▶ _Given problem_: Render each line of the records below as a JSON list of strings, one string per line, with blank lines omitted. Leave the pictures out of the answer.

▶ _Data excerpts_:
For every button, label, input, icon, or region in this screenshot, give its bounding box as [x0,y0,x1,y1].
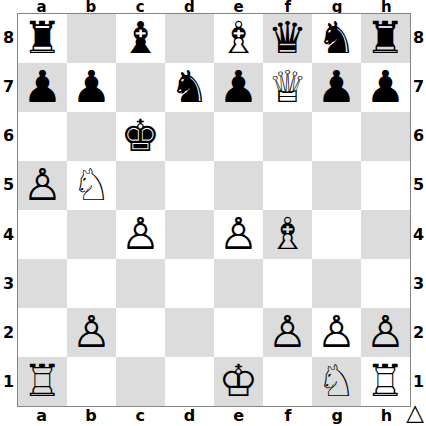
white-knight-g1: ♘ [317,357,356,405]
square-d6[interactable] [165,112,214,161]
white-knight-b5: ♘ [72,161,111,209]
black-king-c6: ♚ [121,112,160,160]
black-pawn-g7: ♟ [317,63,356,111]
rank-label-right-5: 5 [411,161,426,210]
file-label-top-g: g [313,0,362,13]
white-bishop-e8: ♗ [219,14,258,62]
square-g1[interactable]: ♘ [312,357,361,406]
square-d1[interactable] [165,357,214,406]
square-b6[interactable] [67,112,116,161]
rank-label-right-2: 2 [411,309,426,358]
file-label-top-b: b [66,0,115,13]
square-a8[interactable]: ♜ [18,14,67,63]
white-pawn-e4: ♙ [219,210,258,258]
white-pawn-h2: ♙ [366,308,405,356]
square-h8[interactable]: ♜ [361,14,410,63]
square-g8[interactable]: ♞ [312,14,361,63]
rank-label-left-3: 3 [0,259,17,308]
square-g4[interactable] [312,210,361,259]
square-a1[interactable]: ♖ [18,357,67,406]
black-rook-a8: ♜ [23,14,62,62]
square-d2[interactable] [165,308,214,357]
file-label-top-e: e [214,0,263,13]
square-h3[interactable] [361,259,410,308]
square-g7[interactable]: ♟ [312,63,361,112]
square-c5[interactable] [116,161,165,210]
rank-label-left-8: 8 [0,13,17,62]
rank-label-left-5: 5 [0,161,17,210]
square-f3[interactable] [263,259,312,308]
square-f7[interactable]: ♕ [263,63,312,112]
file-label-bottom-f: f [263,407,312,426]
rank-label-left-6: 6 [0,112,17,161]
white-pawn-a5: ♙ [23,161,62,209]
board: ♜♝♗♛♞♜♟♟♞♟♕♟♟♚♙♘♙♙♗♙♙♙♙♖♔♘♖ [17,13,411,407]
square-a3[interactable] [18,259,67,308]
white-bishop-f4: ♗ [268,210,307,258]
chess-diagram: abcdefgh 87654321 ♜♝♗♛♞♜♟♟♞♟♕♟♟♚♙♘♙♙♗♙♙♙… [0,0,426,426]
file-label-bottom-b: b [66,407,115,426]
square-e3[interactable] [214,259,263,308]
square-d3[interactable] [165,259,214,308]
square-g3[interactable] [312,259,361,308]
file-label-top-a: a [17,0,66,13]
square-b8[interactable] [67,14,116,63]
rank-label-right-4: 4 [411,210,426,259]
square-e1[interactable]: ♔ [214,357,263,406]
square-c1[interactable] [116,357,165,406]
white-pawn-b2: ♙ [72,308,111,356]
square-f4[interactable]: ♗ [263,210,312,259]
square-b1[interactable] [67,357,116,406]
square-a6[interactable] [18,112,67,161]
square-f6[interactable] [263,112,312,161]
square-g2[interactable]: ♙ [312,308,361,357]
rank-labels-right: 87654321 [411,13,426,407]
black-rook-h8: ♜ [366,14,405,62]
white-pawn-g2: ♙ [317,308,356,356]
square-h1[interactable]: ♖ [361,357,410,406]
black-pawn-h7: ♟ [366,63,405,111]
file-label-top-h: h [362,0,411,13]
square-h4[interactable] [361,210,410,259]
square-e8[interactable]: ♗ [214,14,263,63]
file-label-top-d: d [165,0,214,13]
file-label-bottom-e: e [214,407,263,426]
square-d8[interactable] [165,14,214,63]
file-labels-top: abcdefgh [17,0,411,13]
file-label-top-f: f [263,0,312,13]
white-king-e1: ♔ [219,357,258,405]
square-c3[interactable] [116,259,165,308]
square-e4[interactable]: ♙ [214,210,263,259]
square-a7[interactable]: ♟ [18,63,67,112]
square-c8[interactable]: ♝ [116,14,165,63]
rank-label-left-2: 2 [0,309,17,358]
square-b5[interactable]: ♘ [67,161,116,210]
square-b2[interactable]: ♙ [67,308,116,357]
square-f1[interactable] [263,357,312,406]
square-f2[interactable]: ♙ [263,308,312,357]
black-queen-f8: ♛ [268,14,307,62]
square-a4[interactable] [18,210,67,259]
file-label-bottom-g: g [313,407,362,426]
square-a2[interactable] [18,308,67,357]
square-d5[interactable] [165,161,214,210]
file-label-top-c: c [116,0,165,13]
black-bishop-c8: ♝ [121,14,160,62]
file-label-bottom-c: c [116,407,165,426]
square-d4[interactable] [165,210,214,259]
square-g6[interactable] [312,112,361,161]
black-knight-g8: ♞ [317,14,356,62]
square-e6[interactable] [214,112,263,161]
square-c4[interactable]: ♙ [116,210,165,259]
square-c7[interactable] [116,63,165,112]
black-knight-d7: ♞ [170,63,209,111]
black-pawn-e7: ♟ [219,63,258,111]
square-a5[interactable]: ♙ [18,161,67,210]
file-label-bottom-a: a [17,407,66,426]
white-pawn-f2: ♙ [268,308,307,356]
square-b7[interactable]: ♟ [67,63,116,112]
rank-label-left-7: 7 [0,62,17,111]
rank-label-right-8: 8 [411,13,426,62]
square-h2[interactable]: ♙ [361,308,410,357]
square-c6[interactable]: ♚ [116,112,165,161]
square-h6[interactable] [361,112,410,161]
square-e5[interactable] [214,161,263,210]
square-f5[interactable] [263,161,312,210]
rank-label-left-1: 1 [0,358,17,407]
side-to-move-indicator: △ [404,398,426,426]
square-b4[interactable] [67,210,116,259]
white-rook-h1: ♖ [366,357,405,405]
white-pawn-c4: ♙ [121,210,160,258]
square-e2[interactable] [214,308,263,357]
rank-label-right-6: 6 [411,112,426,161]
square-h7[interactable]: ♟ [361,63,410,112]
square-e7[interactable]: ♟ [214,63,263,112]
file-label-bottom-d: d [165,407,214,426]
square-b3[interactable] [67,259,116,308]
rank-label-right-7: 7 [411,62,426,111]
square-g5[interactable] [312,161,361,210]
square-d7[interactable]: ♞ [165,63,214,112]
square-h5[interactable] [361,161,410,210]
black-pawn-b7: ♟ [72,63,111,111]
white-queen-f7: ♕ [268,63,307,111]
rank-label-right-3: 3 [411,259,426,308]
square-c2[interactable] [116,308,165,357]
black-pawn-a7: ♟ [23,63,62,111]
file-labels-bottom: abcdefgh [17,407,411,426]
rank-labels-left: 87654321 [0,13,17,407]
white-rook-a1: ♖ [23,357,62,405]
square-f8[interactable]: ♛ [263,14,312,63]
rank-label-left-4: 4 [0,210,17,259]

▶ _Full answer_:
[
  "For every button, label, input, icon, or region in this screenshot, give its bounding box as [x0,y0,x1,y1].",
  "white-knight-g1: ♘ [317,357,356,405]",
  "square-d6[interactable] [165,112,214,161]",
  "white-knight-b5: ♘ [72,161,111,209]",
  "black-king-c6: ♚ [121,112,160,160]",
  "black-pawn-g7: ♟ [317,63,356,111]",
  "rank-label-right-5: 5 [411,161,426,210]",
  "file-label-top-g: g [313,0,362,13]",
  "white-bishop-e8: ♗ [219,14,258,62]",
  "square-g1[interactable]: ♘ [312,357,361,406]",
  "square-d1[interactable] [165,357,214,406]",
  "square-b6[interactable] [67,112,116,161]",
  "rank-label-right-2: 2 [411,309,426,358]",
  "file-label-top-b: b [66,0,115,13]",
  "square-a8[interactable]: ♜ [18,14,67,63]",
  "white-pawn-e4: ♙ [219,210,258,258]",
  "white-pawn-h2: ♙ [366,308,405,356]",
  "square-h8[interactable]: ♜ [361,14,410,63]",
  "square-g8[interactable]: ♞ [312,14,361,63]",
  "rank-label-left-3: 3 [0,259,17,308]",
  "square-g4[interactable] [312,210,361,259]",
  "square-a1[interactable]: ♖ [18,357,67,406]",
  "black-rook-a8: ♜ [23,14,62,62]",
  "square-d2[interactable] [165,308,214,357]",
  "file-label-top-e: e [214,0,263,13]",
  "square-h3[interactable] [361,259,410,308]",
  "square-g7[interactable]: ♟ [312,63,361,112]",
  "square-c5[interactable] [116,161,165,210]",
  "rank-label-left-8: 8 [0,13,17,62]",
  "rank-label-left-5: 5 [0,161,17,210]",
  "square-f3[interactable] [263,259,312,308]",
  "square-f7[interactable]: ♕ [263,63,312,112]",
  "file-label-bottom-f: f [263,407,312,426]",
  "rank-label-left-6: 6 [0,112,17,161]",
  "white-pawn-a5: ♙ [23,161,62,209]",
  "board: ♜♝♗♛♞♜♟♟♞♟♕♟♟♚♙♘♙♙♗♙♙♙♙♖♔♘♖ [17,13,411,407]",
  "square-a3[interactable] [18,259,67,308]",
  "white-bishop-f4: ♗ [268,210,307,258]",
  "chess-diagram: abcdefgh 87654321 ♜♝♗♛♞♜♟♟♞♟♕♟♟♚♙♘♙♙♗♙♙♙… [0,0,426,426]",
  "file-label-bottom-b: b [66,407,115,426]",
  "square-e3[interactable] [214,259,263,308]",
  "square-d3[interactable] [165,259,214,308]",
  "square-g3[interactable] [312,259,361,308]",
  "file-label-top-a: a [17,0,66,13]",
  "square-b8[interactable] [67,14,116,63]",
  "rank-label-right-4: 4 [411,210,426,259]",
  "square-e1[interactable]: ♔ [214,357,263,406]",
  "square-c1[interactable] [116,357,165,406]",
  "white-pawn-b2: ♙ [72,308,111,356]",
  "square-f4[interactable]: ♗ [263,210,312,259]",
  "square-b1[interactable] [67,357,116,406]",
  "square-a6[interactable] [18,112,67,161]",
  "square-f6[interactable] [263,112,312,161]",
  "square-g2[interactable]: ♙ [312,308,361,357]",
  "rank-labels-right: 87654321 [411,13,426,407]",
  "black-rook-h8: ♜ [366,14,405,62]",
  "white-pawn-g2: ♙ [317,308,356,356]",
  "square-h1[interactable]: ♖ [361,357,410,406]",
  "black-pawn-h7: ♟ [366,63,405,111]",
  "file-label-top-h: h [362,0,411,13]",
  "square-h4[interactable] [361,210,410,259]",
  "square-e8[interactable]: ♗ [214,14,263,63]",
  "file-label-top-d: d [165,0,214,13]",
  "file-label-bottom-e: e [214,407,263,426]",
  "square-d8[interactable] [165,14,214,63]",
  "file-labels-top: abcdefgh [17,0,411,13]",
  "file-label-top-f: f [263,0,312,13]",
  "white-king-e1: ♔ [219,357,258,405]",
  "square-c3[interactable] [116,259,165,308]",
  "square-e4[interactable]: ♙ [214,210,263,259]",
  "square-a7[interactable]: ♟ [18,63,67,112]",
  "square-c8[interactable]: ♝ [116,14,165,63]",
  "rank-label-left-2: 2 [0,309,17,358]",
  "square-b5[interactable]: ♘ [67,161,116,210]",
  "square-b2[interactable]: ♙ [67,308,116,357]",
  "square-f1[interactable] [263,357,312,406]",
  "square-f2[interactable]: ♙ [263,308,312,357]",
  "black-queen-f8: ♛ [268,14,307,62]",
  "square-a4[interactable] [18,210,67,259]",
  "file-label-bottom-g: g [313,407,362,426]",
  "square-a2[interactable] [18,308,67,357]",
  "square-d5[interactable] [165,161,214,210]",
  "file-label-top-c: c [116,0,165,13]",
  "black-bishop-c8: ♝ [121,14,160,62]",
  "file-label-bottom-c: c [116,407,165,426]",
  "square-d4[interactable] [165,210,214,259]",
  "square-g6[interactable] [312,112,361,161]",
  "black-knight-g8: ♞ [317,14,356,62]",
  "square-e6[interactable] [214,112,263,161]",
  "square-c4[interactable]: ♙ [116,210,165,259]",
  "square-c7[interactable] [116,63,165,112]",
  "black-knight-d7: ♞ [170,63,209,111]",
  "black-pawn-e7: ♟ [219,63,258,111]",
  "square-a5[interactable]: ♙ [18,161,67,210]",
  "file-label-bottom-a: a [17,407,66,426]",
  "white-pawn-f2: ♙ [268,308,307,356]",
  "square-b7[interactable]: ♟ [67,63,116,112]",
  "rank-label-left-7: 7 [0,62,17,111]",
  "rank-label-right-8: 8 [411,13,426,62]",
  "square-h2[interactable]: ♙ [361,308,410,357]",
  "square-c6[interactable]: ♚ [116,112,165,161]",
  "square-h6[interactable] [361,112,410,161]",
  "square-e5[interactable] [214,161,263,210]",
  "square-f5[interactable] [263,161,312,210]",
  "rank-label-left-1: 1 [0,358,17,407]",
  "side-to-move-indicator: △ [404,398,426,426]",
  "square-b4[interactable] [67,210,116,259]",
  "white-rook-h1: ♖ [366,357,405,405]",
  "white-pawn-c4: ♙ [121,210,160,258]",
  "square-e2[interactable] [214,308,263,357]",
  "rank-label-right-6: 6 [411,112,426,161]",
  "square-h7[interactable]: ♟ [361,63,410,112]",
  "square-e7[interactable]: ♟ [214,63,263,112]",
  "file-label-bottom-d: d [165,407,214,426]",
  "square-b3[interactable] [67,259,116,308]",
  "rank-label-right-7: 7 [411,62,426,111]",
  "square-g5[interactable] [312,161,361,210]",
  "square-d7[interactable]: ♞ [165,63,214,112]",
  "square-h5[interactable] [361,161,410,210]",
  "black-pawn-b7: ♟ [72,63,111,111]",
  "white-queen-f7: ♕ [268,63,307,111]",
  "rank-label-right-3: 3 [411,259,426,308]",
  "square-c2[interactable] [116,308,165,357]",
  "black-pawn-a7: ♟ [23,63,62,111]",
  "file-labels-bottom: abcdefgh [17,407,411,426]",
  "rank-labels-left: 87654321 [0,13,17,407]",
  "white-rook-a1: ♖ [23,357,62,405]",
  "square-f8[interactable]: ♛ [263,14,312,63]",
  "rank-label-left-4: 4 [0,210,17,259]"
]